** BEGIN **
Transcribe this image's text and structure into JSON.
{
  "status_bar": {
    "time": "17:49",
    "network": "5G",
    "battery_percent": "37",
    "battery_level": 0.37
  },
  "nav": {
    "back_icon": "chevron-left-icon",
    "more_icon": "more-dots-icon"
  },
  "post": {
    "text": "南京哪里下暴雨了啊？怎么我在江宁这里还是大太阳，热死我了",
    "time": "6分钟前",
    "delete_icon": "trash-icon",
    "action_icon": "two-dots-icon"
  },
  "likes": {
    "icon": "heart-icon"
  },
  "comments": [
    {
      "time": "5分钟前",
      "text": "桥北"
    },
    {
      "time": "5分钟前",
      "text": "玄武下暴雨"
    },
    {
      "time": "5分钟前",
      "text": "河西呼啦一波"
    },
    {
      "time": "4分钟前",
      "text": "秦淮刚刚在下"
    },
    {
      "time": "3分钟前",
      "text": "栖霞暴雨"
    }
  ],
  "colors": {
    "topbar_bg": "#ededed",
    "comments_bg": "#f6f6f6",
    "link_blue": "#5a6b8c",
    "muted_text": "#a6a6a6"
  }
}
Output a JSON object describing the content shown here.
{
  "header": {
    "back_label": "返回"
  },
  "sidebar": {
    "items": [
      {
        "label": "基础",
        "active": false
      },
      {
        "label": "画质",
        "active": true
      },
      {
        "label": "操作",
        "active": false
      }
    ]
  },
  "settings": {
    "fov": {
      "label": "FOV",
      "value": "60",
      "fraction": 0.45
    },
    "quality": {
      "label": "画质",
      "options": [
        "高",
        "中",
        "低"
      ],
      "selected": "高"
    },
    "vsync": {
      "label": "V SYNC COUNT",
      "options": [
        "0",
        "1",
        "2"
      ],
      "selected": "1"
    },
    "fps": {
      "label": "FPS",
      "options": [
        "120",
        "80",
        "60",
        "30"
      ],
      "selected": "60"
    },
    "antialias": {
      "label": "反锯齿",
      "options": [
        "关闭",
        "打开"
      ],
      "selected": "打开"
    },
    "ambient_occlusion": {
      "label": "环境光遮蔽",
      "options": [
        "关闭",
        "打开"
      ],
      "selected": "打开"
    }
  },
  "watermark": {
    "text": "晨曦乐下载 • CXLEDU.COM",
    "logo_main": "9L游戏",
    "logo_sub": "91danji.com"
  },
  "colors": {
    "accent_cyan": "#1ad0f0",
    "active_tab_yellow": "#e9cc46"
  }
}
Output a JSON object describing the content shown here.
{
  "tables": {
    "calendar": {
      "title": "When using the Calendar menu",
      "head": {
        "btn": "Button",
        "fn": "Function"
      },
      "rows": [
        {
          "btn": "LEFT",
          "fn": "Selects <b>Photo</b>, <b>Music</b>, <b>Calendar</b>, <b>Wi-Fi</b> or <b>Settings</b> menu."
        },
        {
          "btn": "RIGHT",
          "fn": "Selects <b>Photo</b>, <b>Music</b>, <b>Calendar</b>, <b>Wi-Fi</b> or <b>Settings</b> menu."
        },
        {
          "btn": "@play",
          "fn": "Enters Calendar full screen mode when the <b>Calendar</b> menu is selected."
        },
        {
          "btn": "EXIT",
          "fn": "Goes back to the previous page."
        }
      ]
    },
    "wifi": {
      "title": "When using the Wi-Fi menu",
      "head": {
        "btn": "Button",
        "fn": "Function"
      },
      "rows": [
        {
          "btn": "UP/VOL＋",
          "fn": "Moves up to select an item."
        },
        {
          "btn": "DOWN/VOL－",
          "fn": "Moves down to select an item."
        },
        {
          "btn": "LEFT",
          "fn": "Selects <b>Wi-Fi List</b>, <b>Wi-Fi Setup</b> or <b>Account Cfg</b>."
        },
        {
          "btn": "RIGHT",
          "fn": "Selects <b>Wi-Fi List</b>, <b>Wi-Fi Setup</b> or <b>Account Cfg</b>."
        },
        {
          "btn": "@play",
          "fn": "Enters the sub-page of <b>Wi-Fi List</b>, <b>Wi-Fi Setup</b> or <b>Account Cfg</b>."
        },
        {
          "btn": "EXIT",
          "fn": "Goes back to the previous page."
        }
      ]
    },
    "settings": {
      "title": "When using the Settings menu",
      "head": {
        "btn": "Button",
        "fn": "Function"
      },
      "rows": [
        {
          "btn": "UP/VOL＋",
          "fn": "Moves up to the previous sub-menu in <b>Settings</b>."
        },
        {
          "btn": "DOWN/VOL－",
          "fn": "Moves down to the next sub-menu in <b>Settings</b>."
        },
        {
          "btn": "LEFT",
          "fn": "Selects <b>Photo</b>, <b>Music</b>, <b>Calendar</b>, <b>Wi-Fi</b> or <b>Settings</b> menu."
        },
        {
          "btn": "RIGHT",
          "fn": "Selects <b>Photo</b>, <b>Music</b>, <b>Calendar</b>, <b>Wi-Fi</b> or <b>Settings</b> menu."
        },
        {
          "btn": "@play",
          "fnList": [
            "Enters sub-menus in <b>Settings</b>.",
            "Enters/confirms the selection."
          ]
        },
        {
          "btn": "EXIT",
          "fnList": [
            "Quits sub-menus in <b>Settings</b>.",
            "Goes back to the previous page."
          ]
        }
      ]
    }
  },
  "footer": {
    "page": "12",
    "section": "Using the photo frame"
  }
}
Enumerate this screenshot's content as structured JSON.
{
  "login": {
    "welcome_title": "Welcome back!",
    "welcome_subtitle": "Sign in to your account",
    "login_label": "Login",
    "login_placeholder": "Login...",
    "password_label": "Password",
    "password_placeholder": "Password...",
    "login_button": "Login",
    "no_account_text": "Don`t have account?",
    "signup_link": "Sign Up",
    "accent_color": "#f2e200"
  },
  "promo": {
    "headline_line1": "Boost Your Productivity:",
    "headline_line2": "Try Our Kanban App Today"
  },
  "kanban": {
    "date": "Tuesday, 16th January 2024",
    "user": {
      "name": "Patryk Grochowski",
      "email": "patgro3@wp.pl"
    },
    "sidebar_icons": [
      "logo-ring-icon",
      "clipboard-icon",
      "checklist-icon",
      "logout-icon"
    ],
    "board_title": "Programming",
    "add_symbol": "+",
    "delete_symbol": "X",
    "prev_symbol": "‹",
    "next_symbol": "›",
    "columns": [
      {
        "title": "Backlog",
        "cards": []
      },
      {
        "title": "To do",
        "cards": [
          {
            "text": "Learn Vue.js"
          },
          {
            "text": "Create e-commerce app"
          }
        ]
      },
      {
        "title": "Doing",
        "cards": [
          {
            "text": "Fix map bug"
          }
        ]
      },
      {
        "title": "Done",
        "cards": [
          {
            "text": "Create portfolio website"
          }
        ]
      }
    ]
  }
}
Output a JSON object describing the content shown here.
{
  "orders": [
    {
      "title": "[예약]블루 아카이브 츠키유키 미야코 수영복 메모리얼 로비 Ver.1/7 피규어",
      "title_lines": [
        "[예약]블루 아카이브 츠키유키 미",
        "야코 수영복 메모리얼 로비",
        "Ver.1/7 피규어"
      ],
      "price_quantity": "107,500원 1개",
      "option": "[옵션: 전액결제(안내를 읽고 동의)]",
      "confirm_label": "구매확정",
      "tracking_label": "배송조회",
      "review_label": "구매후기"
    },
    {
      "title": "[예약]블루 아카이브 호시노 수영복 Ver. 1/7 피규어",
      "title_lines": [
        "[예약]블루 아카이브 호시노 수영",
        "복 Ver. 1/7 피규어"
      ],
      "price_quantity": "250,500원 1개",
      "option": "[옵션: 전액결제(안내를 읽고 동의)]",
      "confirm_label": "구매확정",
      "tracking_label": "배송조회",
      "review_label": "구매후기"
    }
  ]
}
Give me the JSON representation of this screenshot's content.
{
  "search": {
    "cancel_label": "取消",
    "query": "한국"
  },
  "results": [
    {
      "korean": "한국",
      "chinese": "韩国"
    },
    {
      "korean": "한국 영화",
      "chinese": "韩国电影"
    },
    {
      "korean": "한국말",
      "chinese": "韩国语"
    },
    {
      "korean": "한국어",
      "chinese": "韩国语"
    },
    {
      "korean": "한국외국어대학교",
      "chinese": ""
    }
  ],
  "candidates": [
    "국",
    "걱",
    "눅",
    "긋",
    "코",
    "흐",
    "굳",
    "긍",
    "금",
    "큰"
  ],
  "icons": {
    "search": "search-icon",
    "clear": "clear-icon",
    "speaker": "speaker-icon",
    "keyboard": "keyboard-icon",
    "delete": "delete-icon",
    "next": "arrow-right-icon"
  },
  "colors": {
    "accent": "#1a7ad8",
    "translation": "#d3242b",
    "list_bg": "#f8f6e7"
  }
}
** END **
## GIVEN EXERCISE
Copy out each line in the listing that has the word "Moves".

## SOLUTION TO THE EXERCISE
          "fn": "Moves up to select an item."
          "fn": "Moves down to select an item."
          "fn": "Moves up to the previous sub-menu in <b>Settings</b>."
          "fn": "Moves down to the next sub-menu in <b>Settings</b>."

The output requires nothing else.